— START RECORDED INFORMATION —

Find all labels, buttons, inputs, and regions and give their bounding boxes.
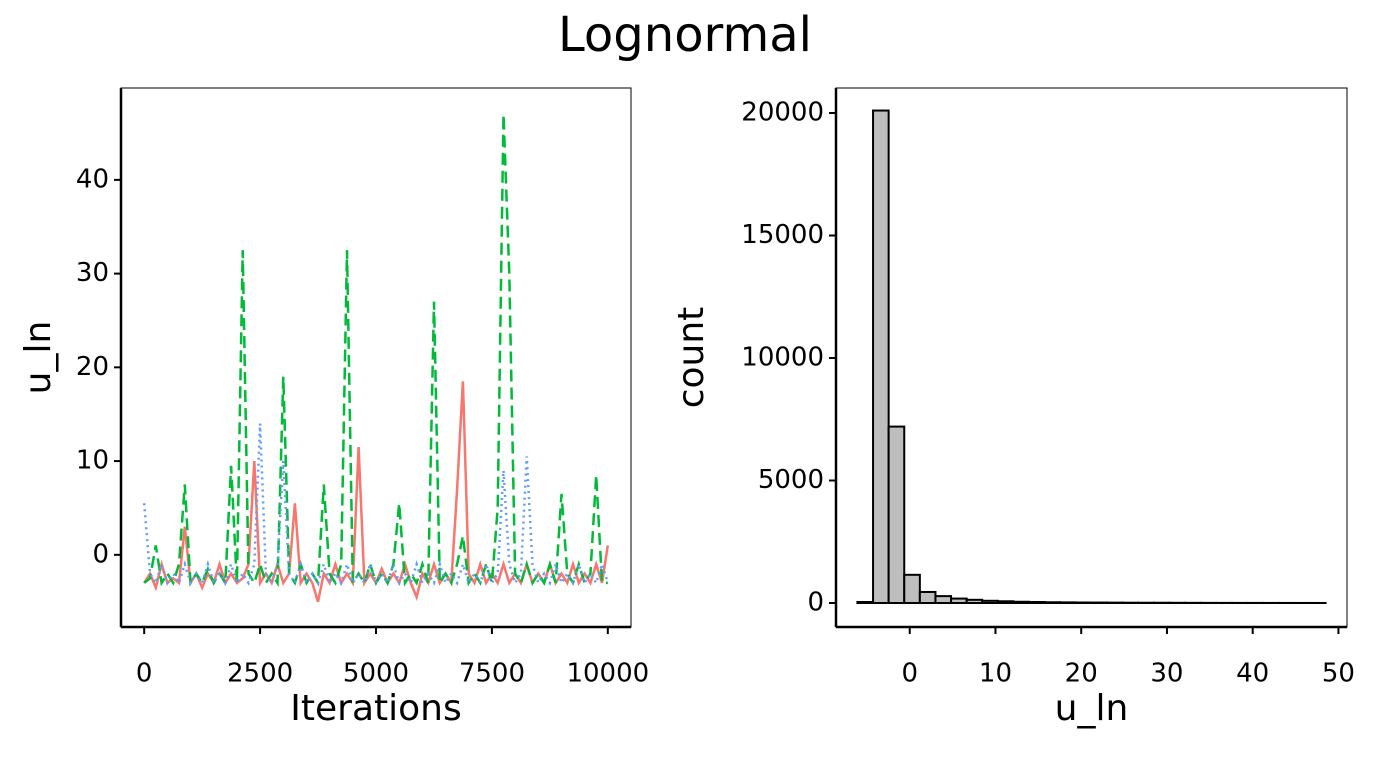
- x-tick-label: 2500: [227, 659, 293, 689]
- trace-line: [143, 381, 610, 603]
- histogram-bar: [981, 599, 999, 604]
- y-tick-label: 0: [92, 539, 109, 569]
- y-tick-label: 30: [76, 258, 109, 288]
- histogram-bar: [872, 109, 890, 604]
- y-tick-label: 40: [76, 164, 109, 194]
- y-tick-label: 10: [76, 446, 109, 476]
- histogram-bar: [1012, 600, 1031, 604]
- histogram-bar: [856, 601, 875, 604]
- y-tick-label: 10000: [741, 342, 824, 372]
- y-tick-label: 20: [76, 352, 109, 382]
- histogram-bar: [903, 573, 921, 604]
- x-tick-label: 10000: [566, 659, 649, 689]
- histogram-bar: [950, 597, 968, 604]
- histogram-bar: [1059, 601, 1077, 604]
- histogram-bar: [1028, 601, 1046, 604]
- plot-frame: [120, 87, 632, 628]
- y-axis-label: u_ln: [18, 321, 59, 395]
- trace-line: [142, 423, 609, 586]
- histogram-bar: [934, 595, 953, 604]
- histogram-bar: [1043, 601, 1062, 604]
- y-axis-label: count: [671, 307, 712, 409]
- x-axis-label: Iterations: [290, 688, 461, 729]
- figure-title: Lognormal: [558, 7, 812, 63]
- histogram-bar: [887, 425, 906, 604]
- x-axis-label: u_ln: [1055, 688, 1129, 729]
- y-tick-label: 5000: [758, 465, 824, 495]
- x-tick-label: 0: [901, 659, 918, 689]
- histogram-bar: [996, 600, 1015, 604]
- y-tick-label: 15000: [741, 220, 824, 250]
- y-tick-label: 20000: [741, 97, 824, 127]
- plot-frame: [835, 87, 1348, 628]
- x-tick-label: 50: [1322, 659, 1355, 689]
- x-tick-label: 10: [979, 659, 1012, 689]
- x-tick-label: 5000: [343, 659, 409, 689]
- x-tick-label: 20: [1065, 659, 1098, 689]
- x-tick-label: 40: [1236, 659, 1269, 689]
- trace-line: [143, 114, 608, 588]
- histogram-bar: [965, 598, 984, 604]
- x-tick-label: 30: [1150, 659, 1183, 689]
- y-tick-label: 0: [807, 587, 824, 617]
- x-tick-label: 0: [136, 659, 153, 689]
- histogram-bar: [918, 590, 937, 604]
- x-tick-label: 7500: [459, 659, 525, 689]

— END RECORDED INFORMATION —

◆ PROMPT: Can you turn every line of the items above into a Markdown table with the columns "Row" and "Entry", numbering the rows and leaving out blank lines and pictures?

◆ TASK SOLUTION:
| Row | Entry |
|---|---|
| 1 | Find all labels, buttons, inputs, and regions and give their bounding boxes. |
| 2 | - x-tick-label: 2500: [227, 659, 293, 689] |
| 3 | - trace-line: [143, 381, 610, 603] |
| 4 | - histogram-bar: [981, 599, 999, 604] |
| 5 | - y-tick-label: 0: [92, 539, 109, 569] |
| 6 | - y-tick-label: 30: [76, 258, 109, 288] |
| 7 | - histogram-bar: [872, 109, 890, 604] |
| 8 | - y-tick-label: 40: [76, 164, 109, 194] |
| 9 | - y-tick-label: 10: [76, 446, 109, 476] |
| 10 | - histogram-bar: [1012, 600, 1031, 604] |
| 11 | - histogram-bar: [856, 601, 875, 604] |
| 12 | - y-tick-label: 10000: [741, 342, 824, 372] |
| 13 | - y-tick-label: 20: [76, 352, 109, 382] |
| 14 | - histogram-bar: [903, 573, 921, 604] |
| 15 | - x-tick-label: 10000: [566, 659, 649, 689] |
| 16 | - histogram-bar: [950, 597, 968, 604] |
| 17 | - histogram-bar: [1059, 601, 1077, 604] |
| 18 | - histogram-bar: [1028, 601, 1046, 604] |
| 19 | - plot-frame: [120, 87, 632, 628] |
| 20 | - y-axis-label: u_ln: [18, 321, 59, 395] |
| 21 | - trace-line: [142, 423, 609, 586] |
| 22 | - histogram-bar: [934, 595, 953, 604] |
| 23 | - histogram-bar: [1043, 601, 1062, 604] |
| 24 | - y-axis-label: count: [671, 307, 712, 409] |
| 25 | - x-axis-label: Iterations: [290, 688, 461, 729] |
| 26 | - figure-title: Lognormal: [558, 7, 812, 63] |
| 27 | - histogram-bar: [887, 425, 906, 604] |
| 28 | - x-axis-label: u_ln: [1055, 688, 1129, 729] |
| 29 | - y-tick-label: 5000: [758, 465, 824, 495] |
| 30 | - x-tick-label: 0: [901, 659, 918, 689] |
| 31 | - histogram-bar: [996, 600, 1015, 604] |
| 32 | - y-tick-label: 15000: [741, 220, 824, 250] |
| 33 | - y-tick-label: 20000: [741, 97, 824, 127] |
| 34 | - plot-frame: [835, 87, 1348, 628] |
| 35 | - x-tick-label: 50: [1322, 659, 1355, 689] |
| 36 | - x-tick-label: 10: [979, 659, 1012, 689] |
| 37 | - x-tick-label: 5000: [343, 659, 409, 689] |
| 38 | - x-tick-label: 20: [1065, 659, 1098, 689] |
| 39 | - x-tick-label: 40: [1236, 659, 1269, 689] |
| 40 | - trace-line: [143, 114, 608, 588] |
| 41 | - histogram-bar: [965, 598, 984, 604] |
| 42 | - x-tick-label: 30: [1150, 659, 1183, 689] |
| 43 | - y-tick-label: 0: [807, 587, 824, 617] |
| 44 | - x-tick-label: 0: [136, 659, 153, 689] |
| 45 | - histogram-bar: [918, 590, 937, 604] |
| 46 | - x-tick-label: 7500: [459, 659, 525, 689] |